** begin Data for the task **

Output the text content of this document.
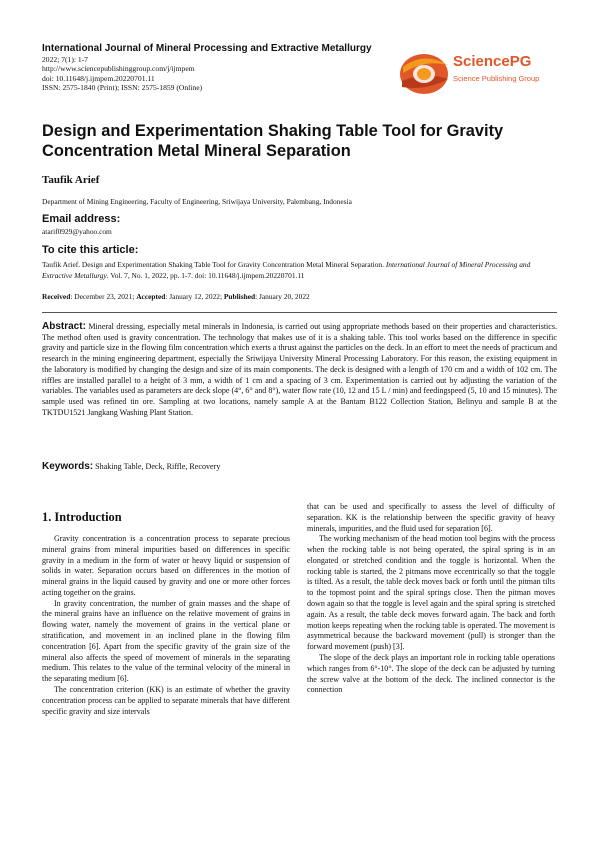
International Journal of Mineral Processing and Extractive Metallurgy
2022; 7(1): 1-7
http://www.sciencepublishinggroup.com/j/ijmpem
doi: 10.11648/j.ijmpem.20220701.11
ISSN: 2575-1840 (Print); ISSN: 2575-1859 (Online)
SciencePG
Science Publishing Group
Design and Experimentation Shaking Table Tool for Gravity Concentration Metal Mineral Separation
Taufik Arief
Department of Mining Engineering, Faculty of Engineering, Sriwijaya University, Palembang, Indonesia
Email address:
atarif0929@yahoo.com
To cite this article:
Taufik Arief. Design and Experimentation Shaking Table Tool for Gravity Concentration Metal Mineral Separation. International Journal of Mineral Processing and Extractive Metallurgy. Vol. 7, No. 1, 2022, pp. 1-7. doi: 10.11648/j.ijmpem.20220701.11
Received: December 23, 2021; Accepted: January 12, 2022; Published: January 20, 2022
Abstract: Mineral dressing, especially metal minerals in Indonesia, is carried out using appropriate methods based on their properties and characteristics. The method often used is gravity concentration. The technology that makes use of it is a shaking table. This tool works based on the difference in specific gravity and particle size in the flowing film concentration which exerts a thrust against the particles on the deck. In an effort to meet the needs of practicum and research in the mining engineering department, especially the Sriwijaya University Mineral Processing Laboratory. For this reason, the existing equipment in the laboratory is modified by changing the design and size of its main components. The deck is designed with a length of 170 cm and a width of 102 cm. The riffles are installed parallel to a height of 3 mm, a width of 1 cm and a spacing of 3 cm. Experimentation is carried out by adjusting the variation of the variables. The variables used as parameters are deck slope (4°, 6° and 8°), water flow rate (10, 12 and 15 L / min) and feedingspeed (5, 10 and 15 minutes). The sample used was refined tin ore. Sampling at two locations, namely sample A at the Bantam B122 Collection Station, Belinyu and sample B at the TKTDU1521 Jangkang Washing Plant Station.
Keywords: Shaking Table, Deck, Riffle, Recovery
1. Introduction

Gravity concentration is a concentration process to separate precious mineral grains from mineral impurities based on differences in specific gravity in a medium in the form of water or heavy liquid or suspension of solids in water. Separation occurs based on differences in the motion of mineral grains in the liquid caused by gravity and one or more other forces acting together on the grains.

In gravity concentration, the number of grain masses and the shape of the mineral grains have an influence on the relative movement of grains in flowing water, namely the movement of grains in the vertical plane or stratification, and movement in an inclined plane in the flowing film concentration [6]. Apart from the specific gravity of the grain size of the mineral also affects the speed of movement of minerals in the separating medium. This relates to the value of the terminal velocity of the mineral in the separating medium [6].

The concentration criterion (KK) is an estimate of whether the gravity concentration process can be applied to separate minerals that have different specific gravity and size intervals

that can be used and specifically to assess the level of difficulty of separation. KK is the relationship between the specific gravity of heavy minerals, impurities, and the fluid used for separation [6].

The working mechanism of the head motion tool begins with the process when the rocking table is not being operated, the spiral spring is in an elongated or stretched condition and the toggle is horizontal. When the rocking table is started, the 2 pitmans move eccentrically so that the toggle is tilted. As a result, the table deck moves back or forth until the pitman tilts to the topmost point and the spiral springs close. Then the pitman moves down again so that the toggle is level again and the spiral spring is stretched again. As a result, the table deck moves forward again. The back and forth motion keeps repeating when the rocking table is operated. The movement is asymmetrical because the backward movement (pull) is stronger than the forward movement (push) [3].

The slope of the deck plays an important role in rocking table operations which ranges from 6°-10°. The slope of the deck can be adjusted by turning the screw valve at the bottom of the deck. The inclined connector is the connection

** end Data for the task **

The problem →
Search the data above for lines holding "grains" and copy each of them.

Answer to this task →
Gravity concentration is a concentration process to separate precious mineral grains from mineral impurities based on differences in specific gravity in a medium in the form of water or heavy liquid or suspension of solids in water. Separation occurs based on differences in the motion of mineral grains in the liquid caused by gravity and one or more other forces acting together on the grains.
In gravity concentration, the number of grain masses and the shape of the mineral grains have an influence on the relative movement of grains in flowing water, namely the movement of grains in the vertical plane or stratification, and movement in an inclined plane in the flowing film concentration [6]. Apart from the specific gravity of the grain size of the mineral also affects the speed of movement of minerals in the separating medium. This relates to the value of the terminal velocity of the mineral in the separating medium [6].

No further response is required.